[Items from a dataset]
+++++

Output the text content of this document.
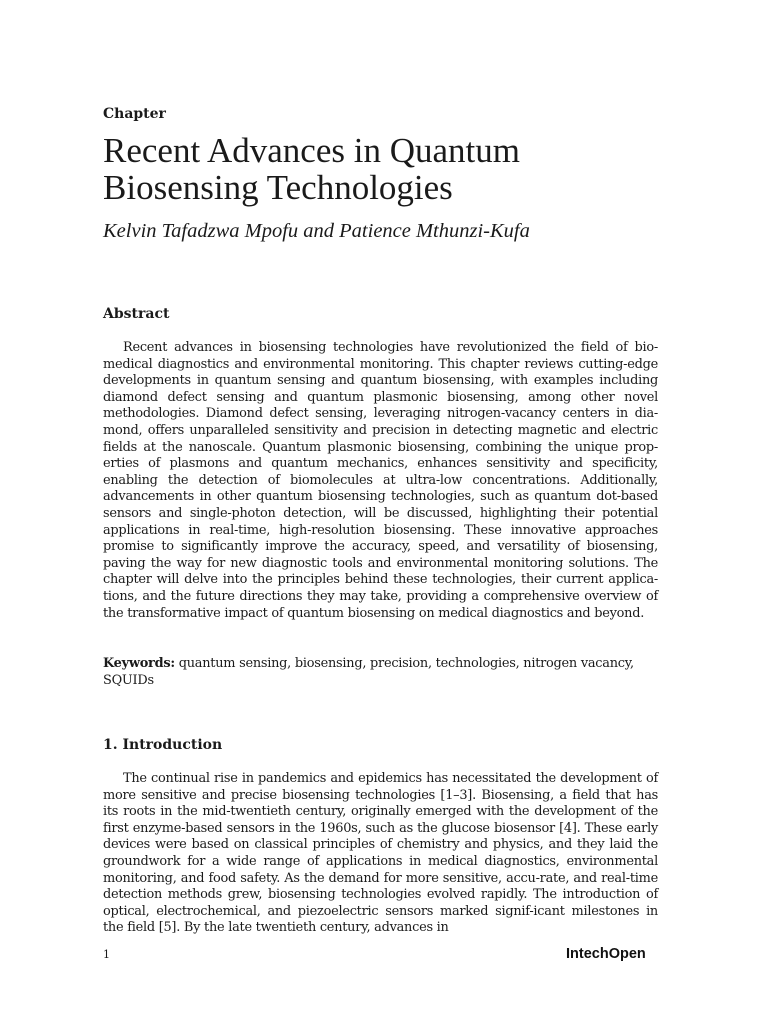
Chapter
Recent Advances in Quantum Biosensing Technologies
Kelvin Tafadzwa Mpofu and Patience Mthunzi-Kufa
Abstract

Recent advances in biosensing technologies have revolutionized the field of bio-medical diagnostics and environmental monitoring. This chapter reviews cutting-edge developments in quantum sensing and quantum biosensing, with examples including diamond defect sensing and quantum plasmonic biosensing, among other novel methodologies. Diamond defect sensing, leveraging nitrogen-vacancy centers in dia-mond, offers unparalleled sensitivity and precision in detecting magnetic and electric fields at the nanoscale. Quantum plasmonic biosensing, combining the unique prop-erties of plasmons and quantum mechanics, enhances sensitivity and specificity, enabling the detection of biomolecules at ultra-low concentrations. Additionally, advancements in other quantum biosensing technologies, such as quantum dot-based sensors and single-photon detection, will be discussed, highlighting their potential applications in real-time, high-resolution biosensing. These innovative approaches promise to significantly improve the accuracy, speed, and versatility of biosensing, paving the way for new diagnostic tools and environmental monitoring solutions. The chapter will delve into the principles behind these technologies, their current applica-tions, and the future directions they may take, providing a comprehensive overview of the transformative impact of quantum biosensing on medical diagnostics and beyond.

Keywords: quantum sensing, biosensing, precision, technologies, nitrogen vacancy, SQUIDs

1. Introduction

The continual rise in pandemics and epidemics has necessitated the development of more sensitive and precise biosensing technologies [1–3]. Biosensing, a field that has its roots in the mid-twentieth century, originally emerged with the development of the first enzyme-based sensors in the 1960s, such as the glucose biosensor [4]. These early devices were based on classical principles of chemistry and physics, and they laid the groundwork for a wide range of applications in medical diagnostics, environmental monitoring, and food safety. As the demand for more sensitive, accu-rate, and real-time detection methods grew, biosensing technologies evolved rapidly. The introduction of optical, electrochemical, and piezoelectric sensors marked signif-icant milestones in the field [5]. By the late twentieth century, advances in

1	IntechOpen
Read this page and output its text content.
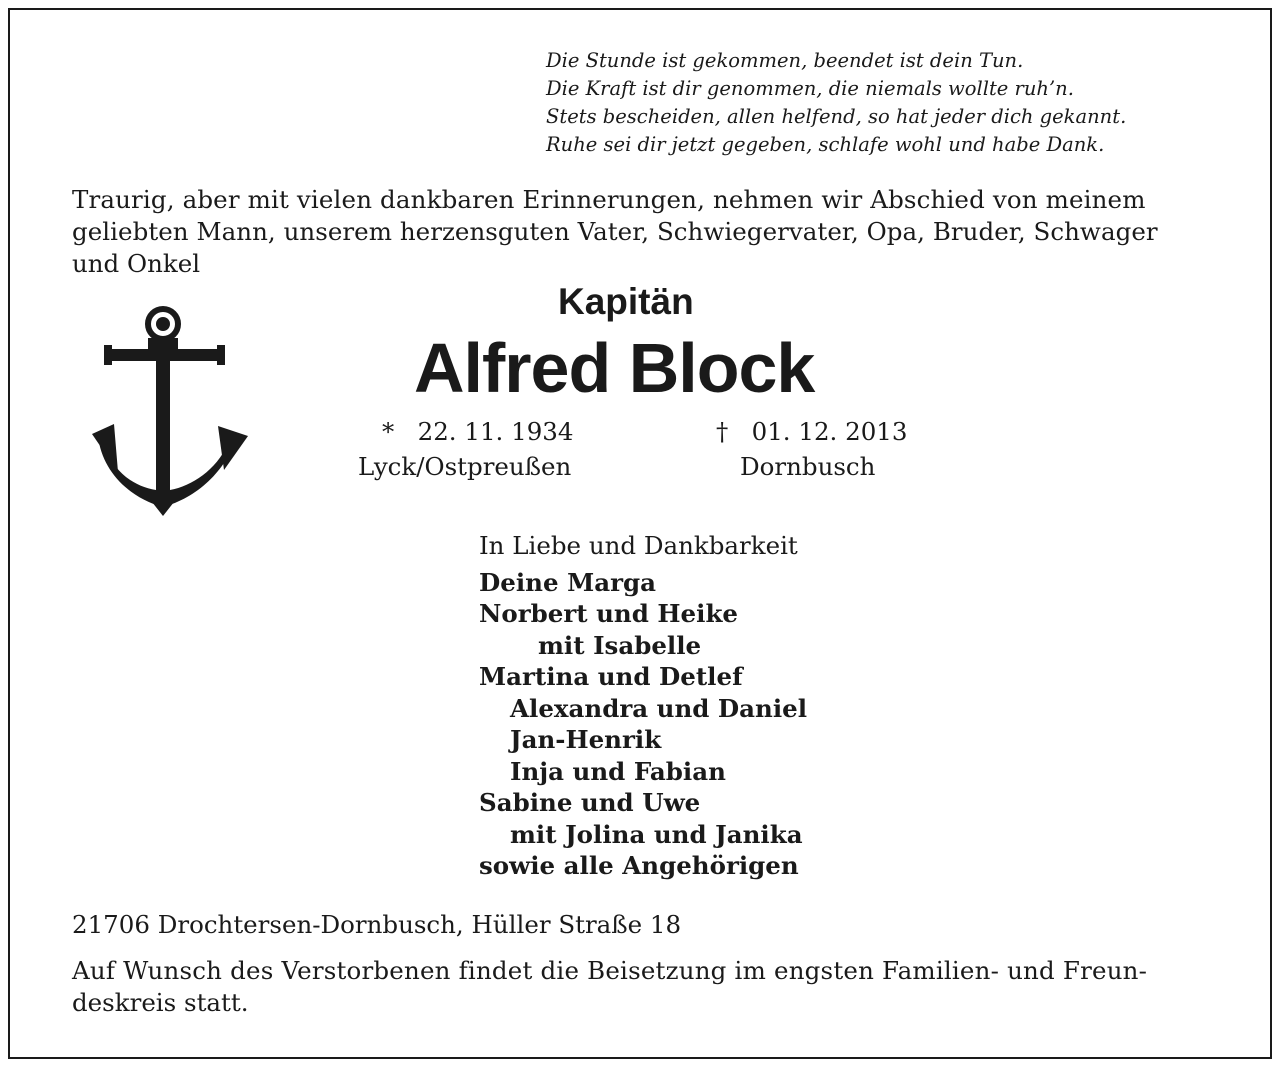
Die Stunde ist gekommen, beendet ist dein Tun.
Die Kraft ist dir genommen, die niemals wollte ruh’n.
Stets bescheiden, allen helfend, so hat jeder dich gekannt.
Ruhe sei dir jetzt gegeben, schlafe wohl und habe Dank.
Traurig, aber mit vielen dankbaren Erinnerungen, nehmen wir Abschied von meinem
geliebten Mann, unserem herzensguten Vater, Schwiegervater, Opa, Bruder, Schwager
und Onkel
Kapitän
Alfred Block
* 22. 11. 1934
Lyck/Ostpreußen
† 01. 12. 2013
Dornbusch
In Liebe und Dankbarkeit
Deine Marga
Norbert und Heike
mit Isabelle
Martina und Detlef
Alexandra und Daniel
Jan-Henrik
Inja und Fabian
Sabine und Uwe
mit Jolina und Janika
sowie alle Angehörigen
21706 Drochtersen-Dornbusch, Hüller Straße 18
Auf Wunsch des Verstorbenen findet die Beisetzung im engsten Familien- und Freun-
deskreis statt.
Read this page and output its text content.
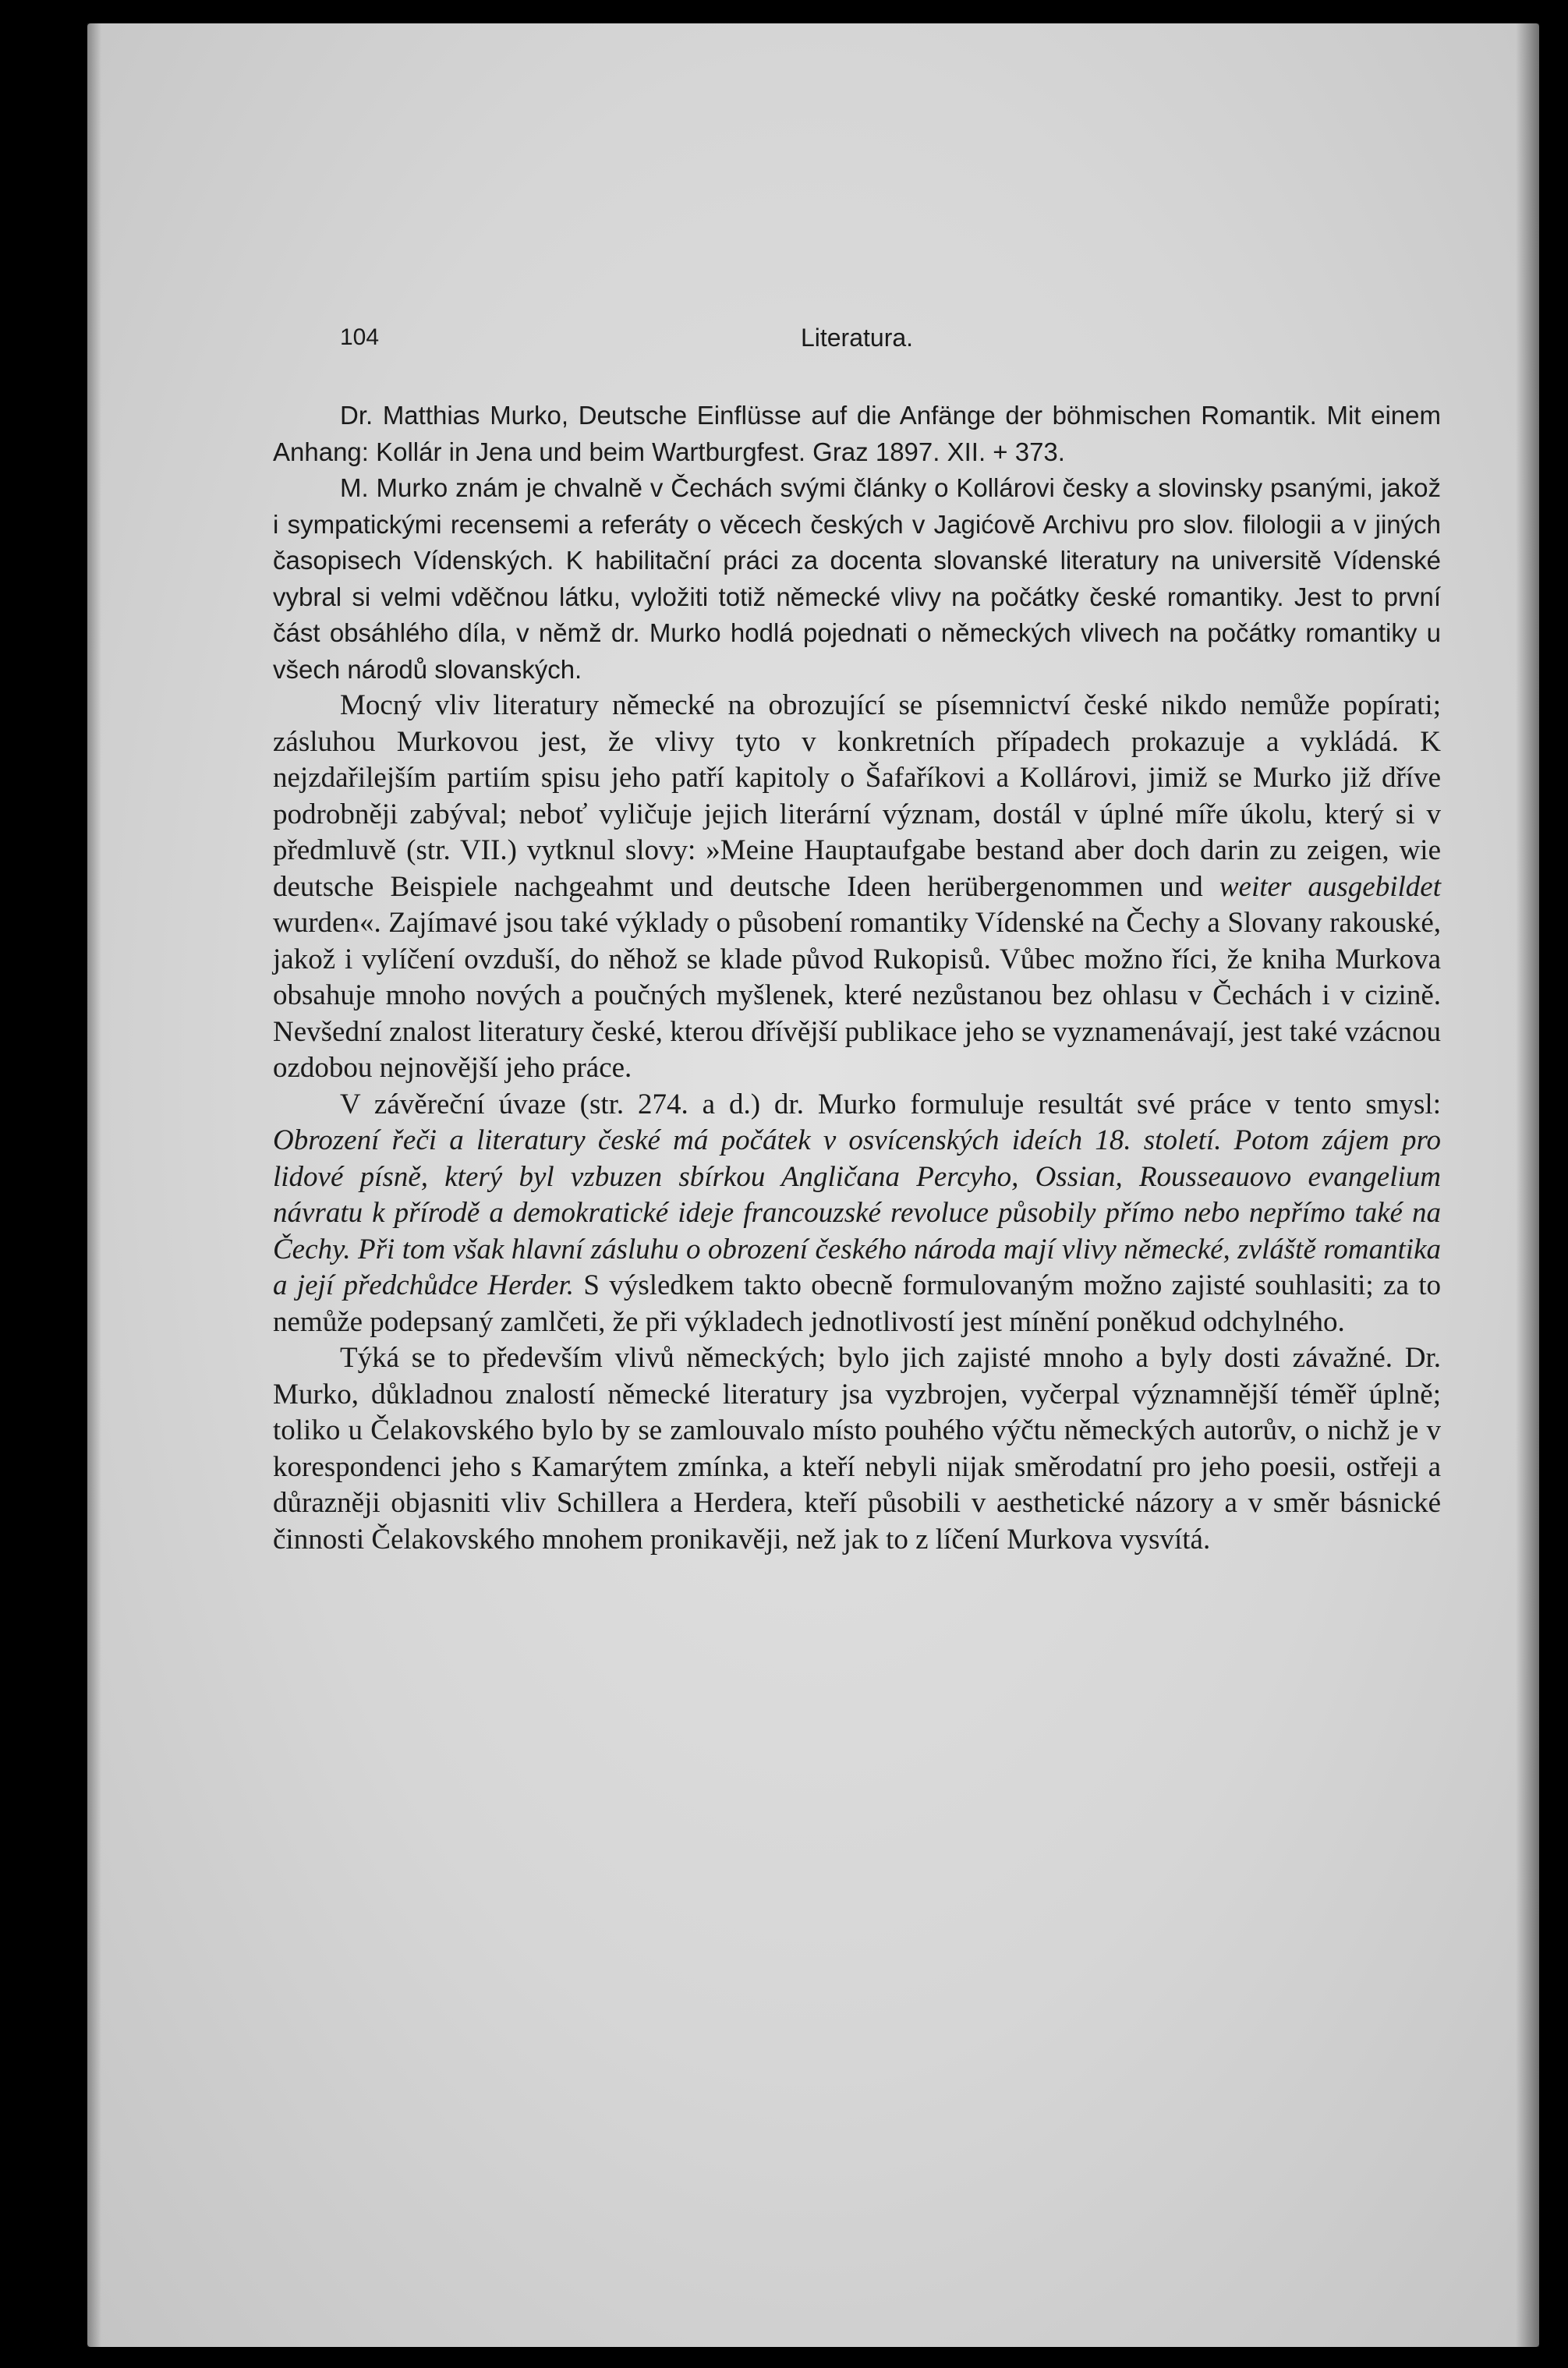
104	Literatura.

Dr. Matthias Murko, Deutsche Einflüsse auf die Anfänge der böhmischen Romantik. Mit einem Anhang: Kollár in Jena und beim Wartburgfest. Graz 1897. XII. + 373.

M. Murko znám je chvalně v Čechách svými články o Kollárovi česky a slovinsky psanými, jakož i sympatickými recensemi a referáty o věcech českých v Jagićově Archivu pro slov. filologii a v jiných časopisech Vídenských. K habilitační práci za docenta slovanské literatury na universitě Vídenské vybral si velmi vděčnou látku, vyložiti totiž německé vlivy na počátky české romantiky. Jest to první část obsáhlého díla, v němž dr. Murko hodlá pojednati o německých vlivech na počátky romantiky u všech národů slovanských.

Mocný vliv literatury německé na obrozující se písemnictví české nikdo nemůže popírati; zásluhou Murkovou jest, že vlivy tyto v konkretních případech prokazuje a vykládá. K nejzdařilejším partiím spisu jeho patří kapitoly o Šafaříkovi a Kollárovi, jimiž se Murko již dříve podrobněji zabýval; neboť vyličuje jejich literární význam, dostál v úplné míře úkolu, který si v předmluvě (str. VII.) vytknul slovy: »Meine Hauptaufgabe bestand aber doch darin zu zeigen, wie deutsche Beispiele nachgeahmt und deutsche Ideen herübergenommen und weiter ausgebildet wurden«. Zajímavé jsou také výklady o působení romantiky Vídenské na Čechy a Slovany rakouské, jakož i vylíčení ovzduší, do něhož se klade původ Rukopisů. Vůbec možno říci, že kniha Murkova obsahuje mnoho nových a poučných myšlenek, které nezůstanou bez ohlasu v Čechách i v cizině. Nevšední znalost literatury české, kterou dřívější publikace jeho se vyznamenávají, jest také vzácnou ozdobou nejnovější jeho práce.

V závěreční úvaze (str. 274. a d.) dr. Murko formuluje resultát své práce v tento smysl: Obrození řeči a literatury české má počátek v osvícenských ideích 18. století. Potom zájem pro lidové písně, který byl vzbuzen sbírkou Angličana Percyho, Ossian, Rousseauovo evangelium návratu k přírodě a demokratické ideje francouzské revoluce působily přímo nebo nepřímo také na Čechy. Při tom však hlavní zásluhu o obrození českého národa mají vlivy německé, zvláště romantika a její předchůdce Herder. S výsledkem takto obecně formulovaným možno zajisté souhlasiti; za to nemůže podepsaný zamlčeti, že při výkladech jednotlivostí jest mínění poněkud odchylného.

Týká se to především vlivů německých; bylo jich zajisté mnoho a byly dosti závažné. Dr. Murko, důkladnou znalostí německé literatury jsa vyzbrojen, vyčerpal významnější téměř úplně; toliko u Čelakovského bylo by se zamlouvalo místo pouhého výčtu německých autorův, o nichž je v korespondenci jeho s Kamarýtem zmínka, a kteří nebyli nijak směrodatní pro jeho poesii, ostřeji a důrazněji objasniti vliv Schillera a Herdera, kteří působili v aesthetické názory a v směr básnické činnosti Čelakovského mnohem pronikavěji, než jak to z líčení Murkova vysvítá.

+++++

- [ACTION ITEM]:
A faithful, complete copy of the entries is required, without the pictures.

- [EXERCISE RESPONSE]:
Output the text content of this document.
Chapter
Recent Advances in Quantum Biosensing Technologies
Kelvin Tafadzwa Mpofu and Patience Mthunzi-Kufa
Abstract

Recent advances in biosensing technologies have revolutionized the field of bio-medical diagnostics and environmental monitoring. This chapter reviews cutting-edge developments in quantum sensing and quantum biosensing, with examples including diamond defect sensing and quantum plasmonic biosensing, among other novel methodologies. Diamond defect sensing, leveraging nitrogen-vacancy centers in dia-mond, offers unparalleled sensitivity and precision in detecting magnetic and electric fields at the nanoscale. Quantum plasmonic biosensing, combining the unique prop-erties of plasmons and quantum mechanics, enhances sensitivity and specificity, enabling the detection of biomolecules at ultra-low concentrations. Additionally, advancements in other quantum biosensing technologies, such as quantum dot-based sensors and single-photon detection, will be discussed, highlighting their potential applications in real-time, high-resolution biosensing. These innovative approaches promise to significantly improve the accuracy, speed, and versatility of biosensing, paving the way for new diagnostic tools and environmental monitoring solutions. The chapter will delve into the principles behind these technologies, their current applica-tions, and the future directions they may take, providing a comprehensive overview of the transformative impact of quantum biosensing on medical diagnostics and beyond.

Keywords: quantum sensing, biosensing, precision, technologies, nitrogen vacancy, SQUIDs

1. Introduction

The continual rise in pandemics and epidemics has necessitated the development of more sensitive and precise biosensing technologies [1–3]. Biosensing, a field that has its roots in the mid-twentieth century, originally emerged with the development of the first enzyme-based sensors in the 1960s, such as the glucose biosensor [4]. These early devices were based on classical principles of chemistry and physics, and they laid the groundwork for a wide range of applications in medical diagnostics, environmental monitoring, and food safety. As the demand for more sensitive, accu-rate, and real-time detection methods grew, biosensing technologies evolved rapidly. The introduction of optical, electrochemical, and piezoelectric sensors marked signif-icant milestones in the field [5]. By the late twentieth century, advances in

1	IntechOpen
Read this page and output its text content.
Die Stunde ist gekommen, beendet ist dein Tun.
Die Kraft ist dir genommen, die niemals wollte ruh’n.
Stets bescheiden, allen helfend, so hat jeder dich gekannt.
Ruhe sei dir jetzt gegeben, schlafe wohl und habe Dank.
Traurig, aber mit vielen dankbaren Erinnerungen, nehmen wir Abschied von meinem
geliebten Mann, unserem herzensguten Vater, Schwiegervater, Opa, Bruder, Schwager
und Onkel
Kapitän
Alfred Block
* 22. 11. 1934
Lyck/Ostpreußen
† 01. 12. 2013
Dornbusch
In Liebe und Dankbarkeit
Deine Marga
Norbert und Heike
mit Isabelle
Martina und Detlef
Alexandra und Daniel
Jan-Henrik
Inja und Fabian
Sabine und Uwe
mit Jolina und Janika
sowie alle Angehörigen
21706 Drochtersen-Dornbusch, Hüller Straße 18
Auf Wunsch des Verstorbenen findet die Beisetzung im engsten Familien- und Freun-
deskreis statt.
Read this page and output its text content.
104	Literatura.

Dr. Matthias Murko, Deutsche Einflüsse auf die Anfänge der böhmischen Romantik. Mit einem Anhang: Kollár in Jena und beim Wartburgfest. Graz 1897. XII. + 373.

M. Murko znám je chvalně v Čechách svými články o Kollárovi česky a slovinsky psanými, jakož i sympatickými recensemi a referáty o věcech českých v Jagićově Archivu pro slov. filologii a v jiných časopisech Vídenských. K habilitační práci za docenta slovanské literatury na universitě Vídenské vybral si velmi vděčnou látku, vyložiti totiž německé vlivy na počátky české romantiky. Jest to první část obsáhlého díla, v němž dr. Murko hodlá pojednati o německých vlivech na počátky romantiky u všech národů slovanských.

Mocný vliv literatury německé na obrozující se písemnictví české nikdo nemůže popírati; zásluhou Murkovou jest, že vlivy tyto v konkretních případech prokazuje a vykládá. K nejzdařilejším partiím spisu jeho patří kapitoly o Šafaříkovi a Kollárovi, jimiž se Murko již dříve podrobněji zabýval; neboť vyličuje jejich literární význam, dostál v úplné míře úkolu, který si v předmluvě (str. VII.) vytknul slovy: »Meine Hauptaufgabe bestand aber doch darin zu zeigen, wie deutsche Beispiele nachgeahmt und deutsche Ideen herübergenommen und weiter ausgebildet wurden«. Zajímavé jsou také výklady o působení romantiky Vídenské na Čechy a Slovany rakouské, jakož i vylíčení ovzduší, do něhož se klade původ Rukopisů. Vůbec možno říci, že kniha Murkova obsahuje mnoho nových a poučných myšlenek, které nezůstanou bez ohlasu v Čechách i v cizině. Nevšední znalost literatury české, kterou dřívější publikace jeho se vyznamenávají, jest také vzácnou ozdobou nejnovější jeho práce.

V závěreční úvaze (str. 274. a d.) dr. Murko formuluje resultát své práce v tento smysl: Obrození řeči a literatury české má počátek v osvícenských ideích 18. století. Potom zájem pro lidové písně, který byl vzbuzen sbírkou Angličana Percyho, Ossian, Rousseauovo evangelium návratu k přírodě a demokratické ideje francouzské revoluce působily přímo nebo nepřímo také na Čechy. Při tom však hlavní zásluhu o obrození českého národa mají vlivy německé, zvláště romantika a její předchůdce Herder. S výsledkem takto obecně formulovaným možno zajisté souhlasiti; za to nemůže podepsaný zamlčeti, že při výkladech jednotlivostí jest mínění poněkud odchylného.

Týká se to především vlivů německých; bylo jich zajisté mnoho a byly dosti závažné. Dr. Murko, důkladnou znalostí německé literatury jsa vyzbrojen, vyčerpal významnější téměř úplně; toliko u Čelakovského bylo by se zamlouvalo místo pouhého výčtu německých autorův, o nichž je v korespondenci jeho s Kamarýtem zmínka, a kteří nebyli nijak směrodatní pro jeho poesii, ostřeji a důrazněji objasniti vliv Schillera a Herdera, kteří působili v aesthetické názory a v směr básnické činnosti Čelakovského mnohem pronikavěji, než jak to z líčení Murkova vysvítá.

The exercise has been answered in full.